It's often said that 0's and 1's are represented by voltage, if the voltage is in the interval [0, 0.9), then it is a 0. If the voltage is in the interval [0.9, 1.5), then it is a 1 (voltages may vary, I'm only giving an example).

To some degree, you've mostly created this problem by using an unrealistic example. There is a much larger gap between logical low and high in real circuits.

For example, 5V CMOS logic will output 0-0.2V for logic low and 4.7-5V for logic high, and will consistently accept anything under 1.3V as low or anything over 3.7V as high. That is, there are much tighter margins on the outputs than the inputs, and there's a huge gap left between voltages which might be used for logical low signals (<1.3V) and ones that might be used for logical high (>3.7V). This is all specifically laid out to make allowances for noise, and to prevent the very sort of accidental switching that you're describing.

Here's a visual representation of the thresholds for a variety of logic standards, which I've borrowed from interfacebus.com:

Logic level thresholds][1]

Each column represents one logic standard, and the vertical axis is voltage. Here's what each color represents:

  • Orange: Voltages in this range are output for logical high, and will be accepted as logical high.
  • Light green: Voltages in this range will be accepted as logical high.
  • Pink/blue: Voltages in this range won't be interpreted consistently, but the ones in the pink area will usually end up being interpreted as high, and ones in the blue area will usually be low.
  • Bluish green: Voltages in this range will be accepted as logical low.
  • Yellow: Voltages in this range are output for logical low, and will be interpreted as logical low.
  • 4
    Good answer, though I think it could be more complete: you only cover immunity to (or rather, protection against) noise. There are many other mechanisms responsible for digital errors, and just as many means of protection. The good thing is, I didn't cover immunity to noise in my answer :) – Mister Mystère Apr 27 '16 at 11:42
  • 1
    @MisterMystère That's true! Error correction is kind of a huge topic, though, and I couldn't possibly cover all of it in a single answer. –  Apr 28 '16 at 01:51
  • 1
    @MisterMystère: Well, "noise" is a term that covers all kinds of stochastic error sources. Your examples of EM interference and cosmic radiation fall into the category of "noise" just fine. The only other cause of digital error is a deterministic one, which we call a "bug". But this question is only about the accidental errors. – Ben Voigt Apr 28 '16 at 14:29
  • In your third bullet, I believe you have the colors or the logic switched. the pink should be low and the blue should be high. – Guill Apr 28 '16 at 21:41
  • @Guill Huh? The pink region is above V_T, so it will unreliably be treated as logical high. –  Apr 28 '16 at 22:02
  • So doesn't this just invite the question "How often do voltages fall inside the blue/pink ranges?"? Some of those "unreliable" ranges seem quite large. How do they compare to real-world tolerances? How often would you expect a bit to be accidentally flipped in, say, the RAM of a modern laptop? – naught101 Apr 29 '16 at 02:03
  • @naught101 Keep in mind that these voltage standards only apply to signalling. Voltages inside DRAM are a completely different issue. –  Apr 29 '16 at 02:10
  • @duskwuff: ok, "between CPU and RAM" or similar then - I mean, there are lots of pathways in a computer, how often does one of them result in an accidental flipped bit? – naught101 Apr 29 '16 at 02:26
  • Yeah but who uses 5V transistors these days? This is a real problem for modern small processes that work with much lower voltages - as the troubles with DDR3 ram clearly demonstrate (look up rowhammer attacks). You really can't say "this is not a problem" when there are existing exploits out there that do exactly that. – Voo Apr 29 '16 at 18:16
  • @Voo Margins on 3.3V (or lower) CMOS are, generally speaking, proportional to the 5V margins. And as I've said already, DRAM levels are a separate issue. –  Apr 29 '16 at 23:51
  • @duskwuff Even then, a transistor can easily start violating its specifications (operating outside its temperature range, manufacturing errors,..), which would then violate the propagation delay assumptions of the circuit which would then lead to mistaking a high for low or vice-versa. But I guess it really depends how you interpret the question. – Voo May 01 '16 at 09:02
  • The 5V CMOS example looks completely symmetric. Is this an accident of the materials used or is there a deep reason behind it? – Nayuki May 01 '16 at 23:12
66

We can't. We are just decreasing the probability of errors by adding checks to the data. Depending on what type of data is to be checked, it can either be done via hardware or software, and can take any form from simple checksum bits in serial streams to cyclic state machines allowing only specific transitions to be made at any given time.

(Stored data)
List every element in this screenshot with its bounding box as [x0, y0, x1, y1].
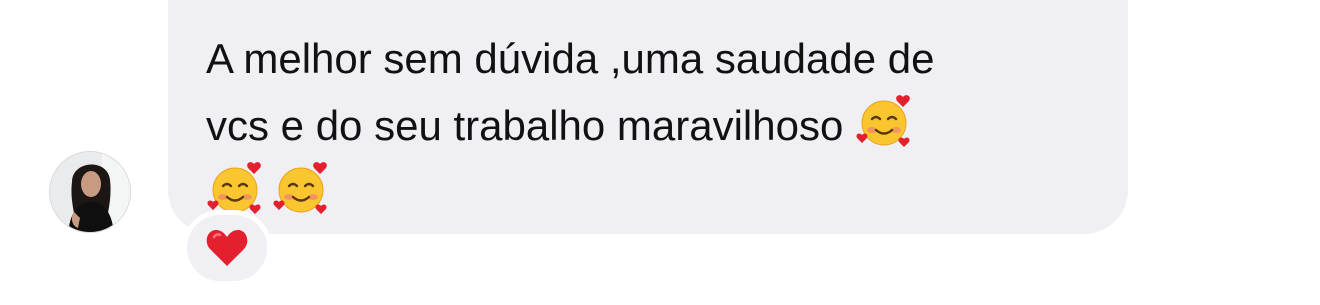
reaction-badge[interactable] — [182, 210, 272, 286]
smiling-face-with-hearts-icon — [206, 159, 264, 217]
sender-avatar[interactable] — [49, 151, 131, 233]
message-line-2: vcs e do seu trabalho maravilhoso — [206, 102, 844, 149]
red-heart-icon — [206, 229, 248, 266]
message-bubble[interactable]: A melhor sem dúvida ,uma saudade de vcs … — [168, 0, 1128, 234]
message-line-1: A melhor sem dúvida ,uma saudade de — [206, 35, 935, 82]
smiling-face-with-hearts-icon — [855, 92, 913, 150]
message-text: A melhor sem dúvida ,uma saudade de vcs … — [206, 26, 1106, 226]
avatar-photo — [50, 152, 130, 232]
smiling-face-with-hearts-icon — [272, 159, 330, 217]
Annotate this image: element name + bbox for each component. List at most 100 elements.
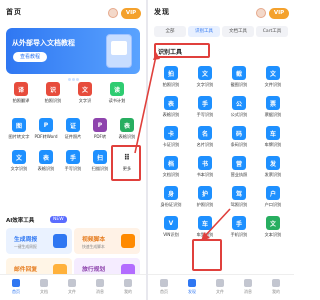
carousel-indicator (68, 66, 80, 81)
tab-icon (244, 279, 252, 287)
tool-tile[interactable]: 公公式识别 (226, 96, 252, 130)
category-tab[interactable]: 识别工具 (188, 26, 220, 37)
tool-icon: 档 (164, 156, 178, 170)
home-screen: 首页 VIP 从外部导入文档教程 查看教程 译拍照翻译识拍照识别文文字识读读书计… (0, 0, 146, 300)
avatar[interactable] (108, 8, 118, 18)
tool-icon: 户 (266, 186, 280, 200)
tool-tile[interactable]: 户户口识别 (260, 186, 286, 220)
tool-icon: 车 (266, 126, 280, 140)
category-tab[interactable]: Cart工具 (256, 26, 288, 37)
tool-icon: 护 (198, 186, 212, 200)
tab-icon (216, 279, 224, 287)
category-tabs: 全部 识别工具 文档工具 Cart工具 (154, 26, 290, 38)
category-tab[interactable]: 全部 (154, 26, 186, 37)
tool-tile[interactable]: 档文档识别 (158, 156, 184, 190)
tool-icon: 译 (14, 82, 28, 96)
tool-icon: 文 (266, 216, 280, 230)
tool-label: 截图识别 (230, 82, 248, 87)
tool-icon: 文 (12, 150, 26, 164)
highlight-section-title (154, 43, 210, 58)
tool-tile[interactable]: 发发票识别 (260, 156, 286, 190)
tool-tile[interactable]: 名名片识别 (192, 126, 218, 160)
tool-label: 拍照翻译 (12, 98, 30, 103)
tab-icon (40, 279, 48, 287)
tool-label: 公式识别 (230, 112, 248, 117)
tool-icon: 书 (198, 156, 212, 170)
tool-tile[interactable]: 文文字识别 (192, 66, 218, 100)
tab-item[interactable]: 文档 (34, 279, 54, 295)
tool-tile[interactable]: 车车牌识别 (260, 126, 286, 160)
tab-item[interactable]: 消息 (238, 279, 258, 295)
tool-icon: 名 (198, 126, 212, 140)
page-title: 发现 (154, 8, 170, 16)
tool-icon: 卡 (164, 126, 178, 140)
tab-item[interactable]: 文件 (210, 279, 230, 295)
tool-icon: 营 (232, 156, 246, 170)
tool-tile[interactable]: 码条码识别 (226, 126, 252, 160)
home-header: 首页 VIP (0, 0, 146, 26)
tab-label: 首页 (12, 289, 20, 294)
tab-item[interactable]: 首页 (6, 279, 26, 295)
tool-tile[interactable]: V VIN识别 (158, 216, 184, 250)
tool-tile[interactable]: 文文本识别 (260, 216, 286, 250)
card-subtitle: 一键生成周报 (14, 244, 37, 249)
tab-item[interactable]: 我的 (266, 279, 286, 295)
vip-badge[interactable]: VIP (269, 8, 289, 19)
tool-icon: 读 (110, 82, 124, 96)
tool-tile[interactable]: 票票据识别 (260, 96, 286, 130)
tool-icon: 表 (164, 96, 178, 110)
tab-icon (96, 279, 104, 287)
ai-tool-card[interactable]: 视频脚本 快速生成脚本 (74, 228, 140, 254)
tab-item[interactable]: 首页 (154, 279, 174, 295)
tool-icon: 文 (266, 66, 280, 80)
bottom-tabbar: 首页 发现 文件 消息 我的 (148, 274, 294, 300)
bottom-tabbar: 首页 文档 文件 消息 我的 (0, 274, 146, 300)
tool-tile[interactable]: 读读书计划 (104, 82, 130, 116)
ai-tool-card[interactable]: 生成周报 一键生成周报 (6, 228, 72, 254)
card-icon (53, 234, 67, 248)
page-title: 首页 (6, 8, 22, 16)
tool-tile[interactable]: 文文字识 (72, 82, 98, 116)
tutorial-banner[interactable]: 从外部导入文档教程 查看教程 (6, 28, 140, 81)
tool-tile[interactable]: 识拍照识别 (40, 82, 66, 116)
tool-label: 票据识别 (264, 112, 282, 117)
tool-label: 书本识别 (196, 172, 214, 177)
arrow-to-tile (201, 208, 231, 241)
tool-tile[interactable]: 截截图识别 (226, 66, 252, 100)
tool-icon: 文 (198, 66, 212, 80)
arrow-to-section (134, 52, 160, 154)
tool-label: 车牌识别 (264, 142, 282, 147)
tool-label: VIN识别 (163, 232, 179, 237)
tool-tile[interactable]: 译拍照翻译 (8, 82, 34, 116)
tool-tile[interactable]: 文文件识别 (260, 66, 286, 100)
category-tab[interactable]: 文档工具 (222, 26, 254, 37)
tab-item[interactable]: 发现 (182, 279, 202, 295)
tool-label: 户口识别 (264, 202, 282, 207)
view-tutorial-button[interactable]: 查看教程 (13, 52, 47, 62)
tool-icon: 识 (46, 82, 60, 96)
card-title: 视频脚本 (82, 237, 106, 243)
tab-item[interactable]: 消息 (90, 279, 110, 295)
tool-label: 文件识别 (264, 82, 282, 87)
tool-icon: 扫 (93, 150, 107, 164)
tool-tile[interactable]: 书书本识别 (192, 156, 218, 190)
avatar[interactable] (256, 8, 266, 18)
tab-label: 我的 (272, 289, 280, 294)
ai-tools-title: AI效率工具 (6, 218, 35, 224)
tab-item[interactable]: 文件 (62, 279, 82, 295)
tab-icon (12, 279, 20, 287)
tool-icon: 码 (232, 126, 246, 140)
tool-tile[interactable]: 身身份证识别 (158, 186, 184, 220)
tool-icon: 发 (266, 156, 280, 170)
tool-label: 文档识别 (162, 172, 180, 177)
tab-icon (188, 279, 196, 287)
tool-label: 发票识别 (264, 172, 282, 177)
tool-tile[interactable]: 营营业执照 (226, 156, 252, 190)
tool-tile[interactable]: 手手写识别 (192, 96, 218, 130)
tool-label: 身份证识别 (160, 202, 182, 207)
vip-badge[interactable]: VIP (121, 8, 141, 19)
screen: 首页 VIP 从外部导入文档教程 查看教程 译拍照翻译识拍照识别文文字识读读书计… (0, 0, 294, 300)
card-title: 邮件回复 (14, 267, 38, 273)
tab-label: 消息 (244, 289, 252, 294)
tab-item[interactable]: 我的 (118, 279, 138, 295)
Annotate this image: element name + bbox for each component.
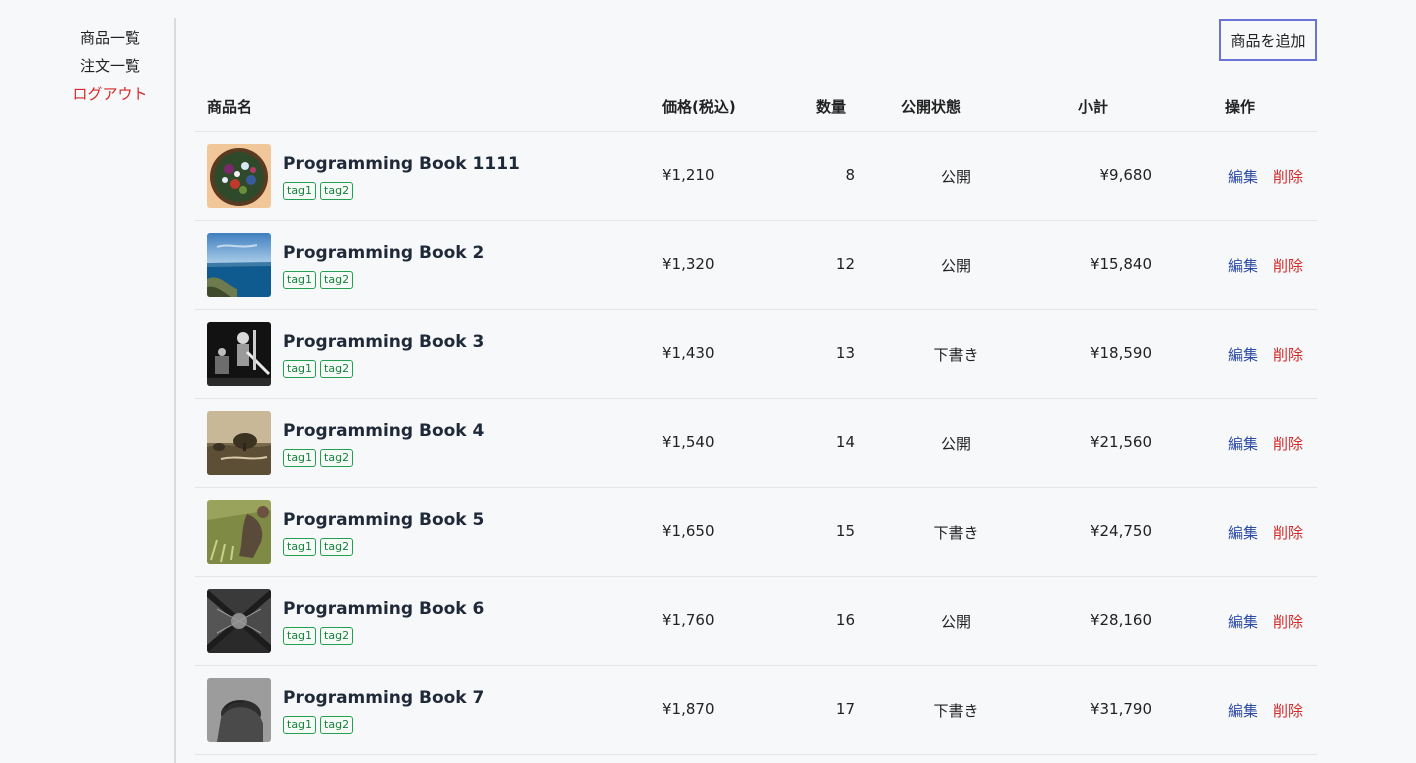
sidebar-item-orders[interactable]: 注文一覧 xyxy=(60,52,160,80)
product-tags: tag1 tag2 xyxy=(283,271,354,289)
product-name: Programming Book 1111 xyxy=(283,154,520,174)
edit-link[interactable]: 編集 xyxy=(1228,522,1258,543)
header-quantity: 数量 xyxy=(816,98,847,116)
product-name: Programming Book 7 xyxy=(283,688,485,708)
product-name: Programming Book 3 xyxy=(283,332,485,352)
product-tags: tag1 tag2 xyxy=(283,538,354,556)
product-thumbnail xyxy=(207,322,271,386)
add-product-button[interactable]: 商品を追加 xyxy=(1219,19,1317,61)
table-header: 商品名 価格(税込) 数量 公開状態 小計 操作 xyxy=(195,86,1317,132)
tag-badge: tag2 xyxy=(320,538,354,556)
product-price: ¥1,870 xyxy=(662,700,715,718)
table-row: Programming Book 6 tag1 tag2 ¥1,760 16 公開 ¥28,… xyxy=(195,577,1317,666)
product-name: Programming Book 4 xyxy=(283,421,485,441)
delete-link[interactable]: 削除 xyxy=(1273,611,1303,632)
product-price: ¥1,210 xyxy=(662,166,715,184)
product-price: ¥1,650 xyxy=(662,522,715,540)
tag-badge: tag2 xyxy=(320,360,354,378)
tag-badge: tag1 xyxy=(283,716,317,734)
tag-badge: tag2 xyxy=(320,449,354,467)
table-row: Programming Book 5 tag1 tag2 ¥1,650 15 下書き ¥24… xyxy=(195,488,1317,577)
edit-link[interactable]: 編集 xyxy=(1228,344,1258,365)
product-thumbnail xyxy=(207,589,271,653)
header-subtotal: 小計 xyxy=(1078,98,1109,116)
tag-badge: tag2 xyxy=(320,271,354,289)
header-price: 価格(税込) xyxy=(662,98,736,116)
product-quantity: 15 xyxy=(835,522,855,540)
product-subtotal: ¥18,590 xyxy=(1089,344,1152,362)
product-quantity: 13 xyxy=(835,344,855,362)
product-thumbnail xyxy=(207,411,271,475)
table-body: Programming Book 1111 tag1 tag2 ¥1,210 8 公開 ¥9… xyxy=(195,132,1317,755)
product-quantity: 16 xyxy=(835,611,855,629)
edit-link[interactable]: 編集 xyxy=(1228,611,1258,632)
tag-badge: tag1 xyxy=(283,538,317,556)
sidebar-nav: 商品一覧 注文一覧 ログアウト xyxy=(60,24,160,108)
sidebar: 商品一覧 注文一覧 ログアウト xyxy=(0,18,176,763)
product-subtotal: ¥9,680 xyxy=(1099,166,1153,184)
product-quantity: 14 xyxy=(835,433,855,451)
product-tags: tag1 tag2 xyxy=(283,716,354,734)
product-price: ¥1,320 xyxy=(662,255,715,273)
product-status: 公開 xyxy=(940,435,971,453)
header-product-name: 商品名 xyxy=(207,98,253,116)
tag-badge: tag1 xyxy=(283,271,317,289)
tag-badge: tag2 xyxy=(320,716,354,734)
product-name: Programming Book 5 xyxy=(283,510,485,530)
table-row: Programming Book 2 tag1 tag2 ¥1,320 12 公開 ¥15,… xyxy=(195,221,1317,310)
product-tags: tag1 tag2 xyxy=(283,449,354,467)
table-row: Programming Book 4 tag1 tag2 ¥1,540 14 公開 ¥21,… xyxy=(195,399,1317,488)
product-subtotal: ¥24,750 xyxy=(1089,522,1152,540)
edit-link[interactable]: 編集 xyxy=(1228,700,1258,721)
header-actions: 操作 xyxy=(1225,98,1256,116)
product-subtotal: ¥31,790 xyxy=(1089,700,1152,718)
delete-link[interactable]: 削除 xyxy=(1273,522,1303,543)
product-subtotal: ¥21,560 xyxy=(1089,433,1152,451)
tag-badge: tag1 xyxy=(283,627,317,645)
tag-badge: tag2 xyxy=(320,182,354,200)
product-quantity: 8 xyxy=(845,166,855,184)
table-row: Programming Book 1111 tag1 tag2 ¥1,210 8 公開 ¥9… xyxy=(195,132,1317,221)
product-price: ¥1,760 xyxy=(662,611,715,629)
product-tags: tag1 tag2 xyxy=(283,627,354,645)
table-row: Programming Book 3 tag1 tag2 ¥1,430 13 下書き ¥18… xyxy=(195,310,1317,399)
product-tags: tag1 tag2 xyxy=(283,182,354,200)
delete-link[interactable]: 削除 xyxy=(1273,700,1303,721)
delete-link[interactable]: 削除 xyxy=(1273,255,1303,276)
product-quantity: 12 xyxy=(835,255,855,273)
product-quantity: 17 xyxy=(835,700,855,718)
delete-link[interactable]: 削除 xyxy=(1273,433,1303,454)
edit-link[interactable]: 編集 xyxy=(1228,433,1258,454)
edit-link[interactable]: 編集 xyxy=(1228,166,1258,187)
product-thumbnail xyxy=(207,500,271,564)
product-name: Programming Book 2 xyxy=(283,243,485,263)
product-price: ¥1,430 xyxy=(662,344,715,362)
product-status: 公開 xyxy=(940,168,971,186)
product-thumbnail xyxy=(207,144,271,208)
product-price: ¥1,540 xyxy=(662,433,715,451)
product-status: 下書き xyxy=(933,702,979,720)
sidebar-item-products[interactable]: 商品一覧 xyxy=(60,24,160,52)
main-content: 商品を追加 商品名 価格(税込) 数量 公開状態 小計 操作 Programmi… xyxy=(195,18,1317,763)
table-row: Programming Book 7 tag1 tag2 ¥1,870 17 下書き ¥31… xyxy=(195,666,1317,755)
product-subtotal: ¥15,840 xyxy=(1089,255,1152,273)
product-status: 下書き xyxy=(933,524,979,542)
tag-badge: tag1 xyxy=(283,449,317,467)
tag-badge: tag1 xyxy=(283,360,317,378)
edit-link[interactable]: 編集 xyxy=(1228,255,1258,276)
product-subtotal: ¥28,160 xyxy=(1089,611,1152,629)
tag-badge: tag1 xyxy=(283,182,317,200)
header-status: 公開状態 xyxy=(901,98,962,116)
product-tags: tag1 tag2 xyxy=(283,360,354,378)
product-status: 公開 xyxy=(940,257,971,275)
product-thumbnail xyxy=(207,678,271,742)
sidebar-item-logout[interactable]: ログアウト xyxy=(60,80,160,108)
delete-link[interactable]: 削除 xyxy=(1273,166,1303,187)
tag-badge: tag2 xyxy=(320,627,354,645)
product-name: Programming Book 6 xyxy=(283,599,485,619)
product-status: 公開 xyxy=(940,613,971,631)
product-status: 下書き xyxy=(933,346,979,364)
delete-link[interactable]: 削除 xyxy=(1273,344,1303,365)
product-thumbnail xyxy=(207,233,271,297)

TASK 1
Return the passage of the discussion of logic voltage levels starting with "Logic level thresholds][1]" and going on through "and will be accepted as logical high.".
TASK 2
Retype the lines of the stored data entries starting with the line with "reaction-badge[interactable] — [182, 210, 272, 286]" and going on through the line with "message-bubble[interactable]: A melhor".
The discussion of logic voltage levels and the stored data entries are unrelated to each other.

EXPECTED ANSWER 1
Logic level thresholds][1]

Each column represents one logic standard, and the vertical axis is voltage. Here's what each color represents:

  • Orange: Voltages in this range are output for logical high, and will be accepted as logical high.

EXPECTED ANSWER 2
reaction-badge[interactable] — [182, 210, 272, 286]
smiling-face-with-hearts-icon — [206, 159, 264, 217]
sender-avatar[interactable] — [49, 151, 131, 233]
message-line-2: vcs e do seu trabalho maravilhoso — [206, 102, 844, 149]
red-heart-icon — [206, 229, 248, 266]
message-bubble[interactable]: A melhor sem dúvida ,uma saudade de vcs … — [168, 0, 1128, 234]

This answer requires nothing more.